> _Exercise directions_
Reproduce the rows starting with the line containing "cell-change: -0,06 % xyxy=(771,391,933,435)" and going on through the line containing "cell-sell: 87,79 xyxy=(453,215,611,260)", swapping "cell-buy" for "cell-bid" and keeping everything else the same.

> _Dataset_
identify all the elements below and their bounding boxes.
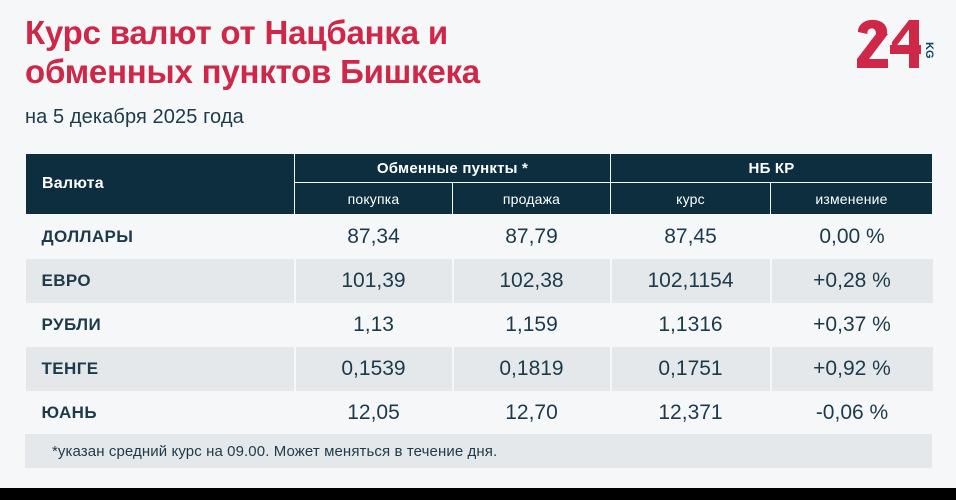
cell-change: -0,06 % xyxy=(771,391,933,435)
cell-currency-name: ЕВРО xyxy=(26,259,295,303)
page-subtitle-date: на 5 декабря 2025 года xyxy=(25,106,845,129)
cell-currency-name: ТЕНГЕ xyxy=(26,347,295,391)
cell-buy: 87,34 xyxy=(295,215,453,260)
column-group-exchange-offices: Обменные пункты * xyxy=(295,154,611,183)
table-head-group-row: Валюта Обменные пункты * НБ КР xyxy=(26,154,933,183)
column-header-sell: продажа xyxy=(453,183,611,215)
cell-buy: 0,1539 xyxy=(295,347,453,391)
24kg-logo-icon: KG xyxy=(854,18,938,70)
24kg-logo: KG xyxy=(854,18,938,70)
cell-nbkr-rate: 87,45 xyxy=(611,215,771,260)
cell-nbkr-rate: 102,1154 xyxy=(611,259,771,303)
table-row: РУБЛИ 1,13 1,159 1,1316 +0,37 % xyxy=(26,303,933,347)
currency-rates-table: Валюта Обменные пункты * НБ КР покупка п… xyxy=(25,154,933,435)
cell-currency-name: РУБЛИ xyxy=(26,303,295,347)
cell-sell: 87,79 xyxy=(453,215,611,260)
column-header-buy: покупка xyxy=(295,183,453,215)
table-row: ТЕНГЕ 0,1539 0,1819 0,1751 +0,92 % xyxy=(26,347,933,391)
footnote-text: *указан средний курс на 09.00. Может мен… xyxy=(25,443,497,460)
bottom-bar xyxy=(0,488,956,500)
page-title: Курс валют от Нацбанка и обменных пункто… xyxy=(25,14,845,92)
column-header-rate: курс xyxy=(611,183,771,215)
column-header-currency: Валюта xyxy=(26,154,295,215)
cell-buy: 101,39 xyxy=(295,259,453,303)
table-row: ЕВРО 101,39 102,38 102,1154 +0,28 % xyxy=(26,259,933,303)
column-group-national-bank: НБ КР xyxy=(611,154,933,183)
table-head: Валюта Обменные пункты * НБ КР покупка п… xyxy=(26,154,933,215)
cell-change: +0,28 % xyxy=(771,259,933,303)
cell-sell: 1,159 xyxy=(453,303,611,347)
cell-change: +0,37 % xyxy=(771,303,933,347)
svg-text:KG: KG xyxy=(923,42,935,59)
cell-nbkr-rate: 0,1751 xyxy=(611,347,771,391)
cell-change: 0,00 % xyxy=(771,215,933,260)
cell-sell: 12,70 xyxy=(453,391,611,435)
cell-currency-name: ДОЛЛАРЫ xyxy=(26,215,295,260)
cell-currency-name: ЮАНЬ xyxy=(26,391,295,435)
table-body: ДОЛЛАРЫ 87,34 87,79 87,45 0,00 % ЕВРО 10… xyxy=(26,215,933,436)
cell-sell: 102,38 xyxy=(453,259,611,303)
table-row: ДОЛЛАРЫ 87,34 87,79 87,45 0,00 % xyxy=(26,215,933,260)
cell-buy: 12,05 xyxy=(295,391,453,435)
footnote-strip: *указан средний курс на 09.00. Может мен… xyxy=(25,434,932,468)
cell-sell: 0,1819 xyxy=(453,347,611,391)
cell-nbkr-rate: 1,1316 xyxy=(611,303,771,347)
cell-nbkr-rate: 12,371 xyxy=(611,391,771,435)
column-header-change: изменение xyxy=(771,183,933,215)
table-row: ЮАНЬ 12,05 12,70 12,371 -0,06 % xyxy=(26,391,933,435)
cell-buy: 1,13 xyxy=(295,303,453,347)
cell-change: +0,92 % xyxy=(771,347,933,391)
infographic-canvas: Курс валют от Нацбанка и обменных пункто… xyxy=(0,0,956,500)
header-block: Курс валют от Нацбанка и обменных пункто… xyxy=(25,14,845,129)
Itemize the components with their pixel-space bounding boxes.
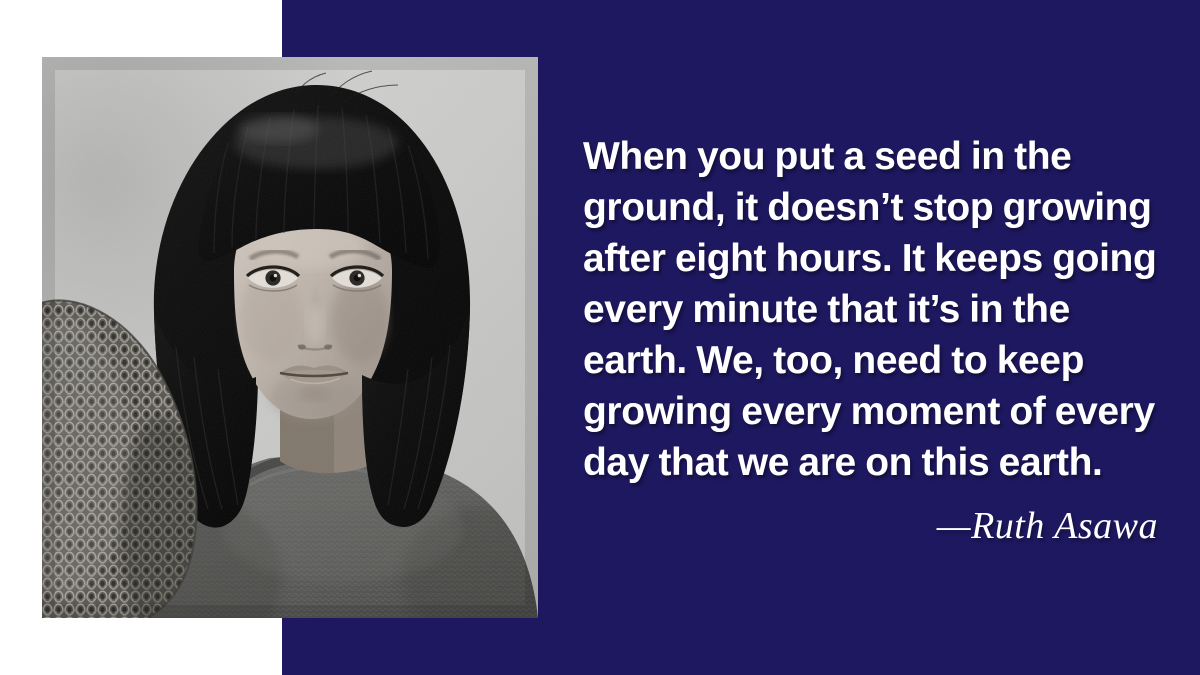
quote-text: When you put a seed in the ground, it do… — [583, 131, 1163, 488]
quote-block: When you put a seed in the ground, it do… — [583, 131, 1163, 548]
portrait-photo — [42, 57, 538, 618]
vertical-banner: LEADERSHIP QUOTE OF THE WEEK — [0, 0, 42, 675]
portrait-photo-image — [42, 57, 538, 618]
quote-attribution: —Ruth Asawa — [583, 504, 1163, 548]
quote-card: LEADERSHIP QUOTE OF THE WEEK — [0, 0, 1200, 675]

> _Completed exercise_
cell-change: -0,06 % xyxy=(771,391,933,435)
cell-currency-name: ЕВРО xyxy=(26,259,295,303)
page-subtitle-date: на 5 декабря 2025 года xyxy=(25,106,845,129)
cell-currency-name: ТЕНГЕ xyxy=(26,347,295,391)
cell-bid: 87,34 xyxy=(295,215,453,260)
column-group-exchange-offices: Обменные пункты * xyxy=(295,154,611,183)
table-head-group-row: Валюта Обменные пункты * НБ КР xyxy=(26,154,933,183)
column-header-sell: продажа xyxy=(453,183,611,215)
cell-bid: 0,1539 xyxy=(295,347,453,391)
24kg-logo-icon: KG xyxy=(854,18,938,70)
24kg-logo: KG xyxy=(854,18,938,70)
cell-nbkr-rate: 87,45 xyxy=(611,215,771,260)
cell-nbkr-rate: 102,1154 xyxy=(611,259,771,303)
table-row: РУБЛИ 1,13 1,159 1,1316 +0,37 % xyxy=(26,303,933,347)
currency-rates-table: Валюта Обменные пункты * НБ КР покупка п… xyxy=(25,154,933,435)
cell-currency-name: РУБЛИ xyxy=(26,303,295,347)
cell-sell: 87,79 xyxy=(453,215,611,260)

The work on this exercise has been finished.